Data entries:
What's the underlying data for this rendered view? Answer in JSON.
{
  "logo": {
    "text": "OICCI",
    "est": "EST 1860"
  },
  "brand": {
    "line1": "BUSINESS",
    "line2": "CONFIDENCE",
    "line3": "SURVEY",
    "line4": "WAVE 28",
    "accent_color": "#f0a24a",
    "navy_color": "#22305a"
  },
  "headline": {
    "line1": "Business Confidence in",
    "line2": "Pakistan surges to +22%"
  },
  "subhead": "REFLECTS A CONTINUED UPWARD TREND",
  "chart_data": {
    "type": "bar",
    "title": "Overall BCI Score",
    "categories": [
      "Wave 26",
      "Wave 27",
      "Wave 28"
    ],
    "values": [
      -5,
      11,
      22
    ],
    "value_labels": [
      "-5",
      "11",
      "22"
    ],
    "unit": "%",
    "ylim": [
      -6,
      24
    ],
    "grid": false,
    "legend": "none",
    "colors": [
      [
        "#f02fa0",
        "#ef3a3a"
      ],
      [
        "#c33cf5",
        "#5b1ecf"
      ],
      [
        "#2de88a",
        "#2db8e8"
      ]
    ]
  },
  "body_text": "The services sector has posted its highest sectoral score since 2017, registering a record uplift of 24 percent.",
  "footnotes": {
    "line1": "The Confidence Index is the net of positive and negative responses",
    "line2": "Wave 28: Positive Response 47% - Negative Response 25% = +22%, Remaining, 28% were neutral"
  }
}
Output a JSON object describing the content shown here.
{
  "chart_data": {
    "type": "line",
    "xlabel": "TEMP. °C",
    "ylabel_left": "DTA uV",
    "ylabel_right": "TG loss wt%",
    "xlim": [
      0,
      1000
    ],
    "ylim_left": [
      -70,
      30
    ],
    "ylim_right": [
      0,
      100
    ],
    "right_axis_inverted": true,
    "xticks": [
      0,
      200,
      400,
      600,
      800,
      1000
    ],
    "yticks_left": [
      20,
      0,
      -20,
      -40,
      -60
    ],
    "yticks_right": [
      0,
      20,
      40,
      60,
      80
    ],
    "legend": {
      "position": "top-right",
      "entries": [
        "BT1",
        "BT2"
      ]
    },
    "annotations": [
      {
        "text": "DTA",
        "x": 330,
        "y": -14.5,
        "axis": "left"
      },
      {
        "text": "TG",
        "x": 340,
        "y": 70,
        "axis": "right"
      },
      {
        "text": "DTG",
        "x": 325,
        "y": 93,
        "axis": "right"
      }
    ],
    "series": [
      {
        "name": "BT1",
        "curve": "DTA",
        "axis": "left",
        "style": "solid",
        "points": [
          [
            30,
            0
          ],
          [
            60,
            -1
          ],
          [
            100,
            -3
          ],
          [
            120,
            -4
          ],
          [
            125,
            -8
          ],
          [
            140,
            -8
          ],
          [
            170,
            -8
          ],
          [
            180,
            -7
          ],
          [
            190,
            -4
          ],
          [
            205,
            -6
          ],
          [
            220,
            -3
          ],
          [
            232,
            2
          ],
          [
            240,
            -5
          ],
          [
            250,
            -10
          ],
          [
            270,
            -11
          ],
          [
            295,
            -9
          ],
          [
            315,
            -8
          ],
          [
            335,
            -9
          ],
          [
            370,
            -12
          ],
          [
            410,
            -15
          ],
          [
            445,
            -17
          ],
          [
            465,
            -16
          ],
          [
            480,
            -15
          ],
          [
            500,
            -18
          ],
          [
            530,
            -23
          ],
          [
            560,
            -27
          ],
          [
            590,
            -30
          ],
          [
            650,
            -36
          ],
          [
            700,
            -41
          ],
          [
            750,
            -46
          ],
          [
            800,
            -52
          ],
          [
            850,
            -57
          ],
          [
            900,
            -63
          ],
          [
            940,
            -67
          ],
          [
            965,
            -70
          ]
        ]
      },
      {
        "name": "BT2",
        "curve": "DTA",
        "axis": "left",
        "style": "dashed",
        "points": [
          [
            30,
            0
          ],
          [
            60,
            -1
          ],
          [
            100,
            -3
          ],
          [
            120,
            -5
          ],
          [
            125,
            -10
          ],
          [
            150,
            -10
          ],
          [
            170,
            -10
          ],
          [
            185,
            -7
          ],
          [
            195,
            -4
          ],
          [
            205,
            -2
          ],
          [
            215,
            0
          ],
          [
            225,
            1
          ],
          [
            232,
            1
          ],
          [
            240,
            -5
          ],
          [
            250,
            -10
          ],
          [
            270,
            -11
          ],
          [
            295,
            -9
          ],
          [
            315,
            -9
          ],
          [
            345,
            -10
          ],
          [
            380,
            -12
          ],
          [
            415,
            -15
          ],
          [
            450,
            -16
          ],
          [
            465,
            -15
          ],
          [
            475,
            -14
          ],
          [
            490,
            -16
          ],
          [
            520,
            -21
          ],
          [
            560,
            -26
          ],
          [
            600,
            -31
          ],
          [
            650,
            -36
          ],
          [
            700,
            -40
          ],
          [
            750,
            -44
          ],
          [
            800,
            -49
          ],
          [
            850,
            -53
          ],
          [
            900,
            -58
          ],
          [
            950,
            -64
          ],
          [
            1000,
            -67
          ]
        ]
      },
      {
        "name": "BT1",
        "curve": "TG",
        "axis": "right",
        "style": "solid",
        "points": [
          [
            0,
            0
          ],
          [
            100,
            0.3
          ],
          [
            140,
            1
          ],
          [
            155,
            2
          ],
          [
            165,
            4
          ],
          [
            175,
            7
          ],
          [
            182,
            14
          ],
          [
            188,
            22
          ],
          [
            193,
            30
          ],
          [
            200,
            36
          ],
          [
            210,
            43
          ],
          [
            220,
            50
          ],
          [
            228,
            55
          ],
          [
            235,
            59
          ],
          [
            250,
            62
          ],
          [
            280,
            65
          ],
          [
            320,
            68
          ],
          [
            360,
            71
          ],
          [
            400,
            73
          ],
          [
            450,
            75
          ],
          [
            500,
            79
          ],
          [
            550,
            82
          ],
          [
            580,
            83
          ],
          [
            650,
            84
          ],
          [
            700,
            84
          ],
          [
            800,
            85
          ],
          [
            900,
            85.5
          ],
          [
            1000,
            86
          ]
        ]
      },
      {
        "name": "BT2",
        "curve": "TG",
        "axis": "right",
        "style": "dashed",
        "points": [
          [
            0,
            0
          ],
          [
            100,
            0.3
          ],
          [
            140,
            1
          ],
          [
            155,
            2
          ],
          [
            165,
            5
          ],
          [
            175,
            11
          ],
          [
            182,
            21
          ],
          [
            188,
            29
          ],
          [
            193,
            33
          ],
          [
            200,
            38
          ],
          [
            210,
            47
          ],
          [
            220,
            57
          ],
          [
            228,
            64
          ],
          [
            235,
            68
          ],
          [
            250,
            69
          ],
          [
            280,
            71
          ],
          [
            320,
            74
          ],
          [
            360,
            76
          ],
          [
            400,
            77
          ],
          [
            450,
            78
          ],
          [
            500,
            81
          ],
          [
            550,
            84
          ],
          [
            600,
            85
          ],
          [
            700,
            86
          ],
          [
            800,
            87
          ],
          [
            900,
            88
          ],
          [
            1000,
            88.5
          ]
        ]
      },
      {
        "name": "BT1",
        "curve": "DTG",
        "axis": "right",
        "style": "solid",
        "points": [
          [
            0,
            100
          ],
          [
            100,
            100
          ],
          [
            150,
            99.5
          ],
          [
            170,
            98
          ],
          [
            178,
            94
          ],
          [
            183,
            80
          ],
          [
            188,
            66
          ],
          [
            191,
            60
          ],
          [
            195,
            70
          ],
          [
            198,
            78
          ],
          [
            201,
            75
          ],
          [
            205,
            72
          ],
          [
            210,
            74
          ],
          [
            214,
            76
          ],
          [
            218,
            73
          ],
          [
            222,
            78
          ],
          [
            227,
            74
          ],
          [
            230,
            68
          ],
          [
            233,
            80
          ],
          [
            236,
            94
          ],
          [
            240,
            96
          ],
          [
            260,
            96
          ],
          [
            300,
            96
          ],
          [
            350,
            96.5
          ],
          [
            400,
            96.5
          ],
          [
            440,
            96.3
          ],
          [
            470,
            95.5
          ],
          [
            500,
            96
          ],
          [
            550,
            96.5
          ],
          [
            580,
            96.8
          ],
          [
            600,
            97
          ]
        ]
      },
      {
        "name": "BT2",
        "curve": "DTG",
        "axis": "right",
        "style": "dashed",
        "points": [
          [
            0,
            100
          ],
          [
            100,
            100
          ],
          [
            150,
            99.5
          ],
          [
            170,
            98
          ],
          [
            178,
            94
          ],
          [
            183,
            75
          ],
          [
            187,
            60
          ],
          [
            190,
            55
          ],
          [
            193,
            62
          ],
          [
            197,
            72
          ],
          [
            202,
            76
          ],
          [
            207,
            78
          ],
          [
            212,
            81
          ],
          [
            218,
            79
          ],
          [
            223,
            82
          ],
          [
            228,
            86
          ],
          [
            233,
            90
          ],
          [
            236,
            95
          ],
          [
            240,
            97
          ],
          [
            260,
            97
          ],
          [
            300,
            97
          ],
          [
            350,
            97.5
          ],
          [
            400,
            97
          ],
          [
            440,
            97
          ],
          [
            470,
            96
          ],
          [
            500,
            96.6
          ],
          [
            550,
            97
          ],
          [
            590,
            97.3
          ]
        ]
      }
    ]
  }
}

Exercise: Copy each line of the listing that holds the word "JSON".

Answer to this problem:
What's the underlying data for this rendered view? Answer in JSON.
Output a JSON object describing the content shown here.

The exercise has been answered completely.